§ Supplied data:
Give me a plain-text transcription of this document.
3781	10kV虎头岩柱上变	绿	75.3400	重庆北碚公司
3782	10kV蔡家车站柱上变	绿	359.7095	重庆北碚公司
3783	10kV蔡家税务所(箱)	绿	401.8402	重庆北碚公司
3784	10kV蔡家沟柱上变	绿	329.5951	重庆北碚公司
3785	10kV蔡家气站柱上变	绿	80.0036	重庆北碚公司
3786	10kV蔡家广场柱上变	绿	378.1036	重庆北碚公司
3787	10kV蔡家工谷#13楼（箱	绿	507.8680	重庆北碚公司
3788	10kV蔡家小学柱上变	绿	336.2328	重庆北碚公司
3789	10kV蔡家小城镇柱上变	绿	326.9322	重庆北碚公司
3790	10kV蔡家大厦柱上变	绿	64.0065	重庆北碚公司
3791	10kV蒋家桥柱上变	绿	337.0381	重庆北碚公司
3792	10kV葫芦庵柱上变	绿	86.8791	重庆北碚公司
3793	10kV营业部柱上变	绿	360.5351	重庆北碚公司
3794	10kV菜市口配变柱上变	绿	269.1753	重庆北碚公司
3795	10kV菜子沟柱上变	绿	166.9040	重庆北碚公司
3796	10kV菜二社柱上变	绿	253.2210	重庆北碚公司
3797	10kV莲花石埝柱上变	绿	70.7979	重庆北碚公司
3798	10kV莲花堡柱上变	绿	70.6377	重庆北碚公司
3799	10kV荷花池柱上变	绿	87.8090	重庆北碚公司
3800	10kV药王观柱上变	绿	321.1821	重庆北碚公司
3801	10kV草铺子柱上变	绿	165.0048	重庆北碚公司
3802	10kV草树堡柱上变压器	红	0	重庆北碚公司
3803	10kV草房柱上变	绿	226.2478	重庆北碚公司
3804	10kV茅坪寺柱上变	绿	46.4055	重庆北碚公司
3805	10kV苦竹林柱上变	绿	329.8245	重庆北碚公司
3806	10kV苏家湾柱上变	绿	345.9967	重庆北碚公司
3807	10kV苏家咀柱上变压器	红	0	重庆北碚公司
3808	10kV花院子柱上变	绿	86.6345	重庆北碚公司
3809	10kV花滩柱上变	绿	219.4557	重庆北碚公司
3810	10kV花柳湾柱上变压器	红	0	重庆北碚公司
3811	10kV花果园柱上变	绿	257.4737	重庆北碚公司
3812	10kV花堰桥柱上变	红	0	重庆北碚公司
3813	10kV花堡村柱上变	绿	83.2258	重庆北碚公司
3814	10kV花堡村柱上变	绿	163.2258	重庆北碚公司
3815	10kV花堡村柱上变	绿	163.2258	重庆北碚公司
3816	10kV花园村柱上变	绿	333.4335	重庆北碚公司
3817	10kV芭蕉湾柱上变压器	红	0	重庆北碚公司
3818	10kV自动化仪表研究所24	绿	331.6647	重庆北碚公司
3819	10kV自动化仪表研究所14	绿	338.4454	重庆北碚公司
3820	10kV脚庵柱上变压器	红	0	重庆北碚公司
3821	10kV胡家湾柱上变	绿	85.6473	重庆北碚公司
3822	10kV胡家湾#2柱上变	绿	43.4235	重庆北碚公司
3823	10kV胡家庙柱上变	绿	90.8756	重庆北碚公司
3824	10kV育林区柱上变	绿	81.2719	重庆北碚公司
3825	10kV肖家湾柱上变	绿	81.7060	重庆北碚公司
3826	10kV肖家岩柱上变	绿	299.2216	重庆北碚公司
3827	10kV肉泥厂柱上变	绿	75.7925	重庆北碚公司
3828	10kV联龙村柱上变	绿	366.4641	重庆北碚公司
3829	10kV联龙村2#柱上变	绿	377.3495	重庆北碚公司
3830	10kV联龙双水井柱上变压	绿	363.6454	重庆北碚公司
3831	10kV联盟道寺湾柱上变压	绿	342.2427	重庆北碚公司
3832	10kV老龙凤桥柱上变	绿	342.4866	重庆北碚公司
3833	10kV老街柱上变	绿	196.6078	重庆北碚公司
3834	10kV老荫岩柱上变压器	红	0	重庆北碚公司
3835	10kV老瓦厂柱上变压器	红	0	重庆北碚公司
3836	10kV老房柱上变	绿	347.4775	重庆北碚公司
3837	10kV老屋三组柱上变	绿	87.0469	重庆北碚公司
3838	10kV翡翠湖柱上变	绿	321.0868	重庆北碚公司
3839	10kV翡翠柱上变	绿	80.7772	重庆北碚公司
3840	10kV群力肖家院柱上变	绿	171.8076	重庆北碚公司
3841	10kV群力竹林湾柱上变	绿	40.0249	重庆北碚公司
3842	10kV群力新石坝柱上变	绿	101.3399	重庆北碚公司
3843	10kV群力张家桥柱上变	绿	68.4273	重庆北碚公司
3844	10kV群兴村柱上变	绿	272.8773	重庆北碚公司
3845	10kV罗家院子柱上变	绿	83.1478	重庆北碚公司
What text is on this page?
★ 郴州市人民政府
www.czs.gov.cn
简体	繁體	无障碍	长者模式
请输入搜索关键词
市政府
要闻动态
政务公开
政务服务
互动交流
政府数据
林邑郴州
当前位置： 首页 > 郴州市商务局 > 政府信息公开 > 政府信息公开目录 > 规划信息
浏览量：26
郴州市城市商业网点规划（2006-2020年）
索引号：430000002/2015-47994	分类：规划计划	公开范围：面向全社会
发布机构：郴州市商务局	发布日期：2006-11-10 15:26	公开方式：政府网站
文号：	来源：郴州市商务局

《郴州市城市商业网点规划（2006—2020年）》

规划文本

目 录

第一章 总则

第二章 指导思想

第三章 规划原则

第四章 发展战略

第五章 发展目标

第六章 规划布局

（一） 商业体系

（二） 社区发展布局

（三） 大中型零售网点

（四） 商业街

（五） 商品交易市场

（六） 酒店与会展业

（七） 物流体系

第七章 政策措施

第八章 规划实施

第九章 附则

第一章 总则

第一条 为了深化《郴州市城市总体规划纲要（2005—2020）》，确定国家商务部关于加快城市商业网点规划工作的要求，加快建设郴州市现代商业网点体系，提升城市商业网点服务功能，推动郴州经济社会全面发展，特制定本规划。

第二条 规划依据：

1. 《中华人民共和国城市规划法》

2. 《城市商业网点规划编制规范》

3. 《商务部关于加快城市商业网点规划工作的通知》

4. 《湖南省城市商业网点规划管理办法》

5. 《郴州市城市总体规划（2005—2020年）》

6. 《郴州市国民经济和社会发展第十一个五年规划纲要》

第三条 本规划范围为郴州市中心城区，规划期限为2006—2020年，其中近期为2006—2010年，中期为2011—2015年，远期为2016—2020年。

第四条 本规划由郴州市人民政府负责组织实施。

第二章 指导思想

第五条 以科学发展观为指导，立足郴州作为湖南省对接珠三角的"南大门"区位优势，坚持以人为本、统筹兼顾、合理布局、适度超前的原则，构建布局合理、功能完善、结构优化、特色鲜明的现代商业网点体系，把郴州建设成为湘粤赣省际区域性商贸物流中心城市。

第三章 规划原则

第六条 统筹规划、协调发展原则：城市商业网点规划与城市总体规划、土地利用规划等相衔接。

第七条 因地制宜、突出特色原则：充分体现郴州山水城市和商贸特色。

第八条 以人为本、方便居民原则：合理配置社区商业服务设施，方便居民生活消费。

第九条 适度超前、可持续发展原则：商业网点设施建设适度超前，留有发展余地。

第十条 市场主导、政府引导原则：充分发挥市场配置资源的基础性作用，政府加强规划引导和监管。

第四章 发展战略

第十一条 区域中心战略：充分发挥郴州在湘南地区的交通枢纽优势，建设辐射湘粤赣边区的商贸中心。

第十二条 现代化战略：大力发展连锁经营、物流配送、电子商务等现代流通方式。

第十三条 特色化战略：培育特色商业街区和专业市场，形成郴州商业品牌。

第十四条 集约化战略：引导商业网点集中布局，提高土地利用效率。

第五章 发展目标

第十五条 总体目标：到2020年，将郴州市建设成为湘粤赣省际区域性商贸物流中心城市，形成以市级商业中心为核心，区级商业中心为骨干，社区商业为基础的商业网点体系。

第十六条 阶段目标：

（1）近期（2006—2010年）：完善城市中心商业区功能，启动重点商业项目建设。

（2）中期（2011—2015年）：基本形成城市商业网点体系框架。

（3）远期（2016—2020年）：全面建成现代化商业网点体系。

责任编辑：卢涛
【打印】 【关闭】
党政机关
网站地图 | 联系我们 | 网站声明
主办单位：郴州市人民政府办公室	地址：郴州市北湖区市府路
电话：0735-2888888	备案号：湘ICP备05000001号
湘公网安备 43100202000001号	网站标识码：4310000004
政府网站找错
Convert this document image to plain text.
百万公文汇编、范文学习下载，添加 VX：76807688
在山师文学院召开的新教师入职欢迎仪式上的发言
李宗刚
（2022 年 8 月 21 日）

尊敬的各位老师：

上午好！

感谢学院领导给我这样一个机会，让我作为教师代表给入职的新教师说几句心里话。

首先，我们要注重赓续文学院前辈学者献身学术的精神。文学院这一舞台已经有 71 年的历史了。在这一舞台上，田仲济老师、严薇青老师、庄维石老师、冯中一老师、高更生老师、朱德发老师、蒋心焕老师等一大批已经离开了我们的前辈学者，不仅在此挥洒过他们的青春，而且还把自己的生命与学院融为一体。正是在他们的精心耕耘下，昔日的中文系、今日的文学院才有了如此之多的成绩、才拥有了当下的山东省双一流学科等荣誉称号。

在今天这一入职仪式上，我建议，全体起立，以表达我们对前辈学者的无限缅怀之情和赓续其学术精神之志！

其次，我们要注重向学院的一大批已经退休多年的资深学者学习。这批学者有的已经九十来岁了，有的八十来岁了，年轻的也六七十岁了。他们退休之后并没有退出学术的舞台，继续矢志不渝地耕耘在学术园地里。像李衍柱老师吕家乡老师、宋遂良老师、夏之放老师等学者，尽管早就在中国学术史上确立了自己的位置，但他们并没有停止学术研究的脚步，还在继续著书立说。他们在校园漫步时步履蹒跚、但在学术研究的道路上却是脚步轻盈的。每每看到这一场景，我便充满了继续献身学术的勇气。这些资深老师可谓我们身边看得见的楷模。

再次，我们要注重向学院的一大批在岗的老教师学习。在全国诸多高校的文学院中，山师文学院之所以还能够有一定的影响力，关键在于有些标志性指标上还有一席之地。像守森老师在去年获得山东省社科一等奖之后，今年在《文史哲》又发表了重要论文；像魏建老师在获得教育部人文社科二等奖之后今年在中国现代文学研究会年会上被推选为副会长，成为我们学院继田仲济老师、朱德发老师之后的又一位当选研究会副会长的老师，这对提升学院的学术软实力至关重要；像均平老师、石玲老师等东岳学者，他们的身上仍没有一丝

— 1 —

§ Aim:
Identify the lines of the entries containing the string "plain". Copy each such line.

§ Answer to the problem:
Give me a plain-text transcription of this document.
Convert this document image to plain text.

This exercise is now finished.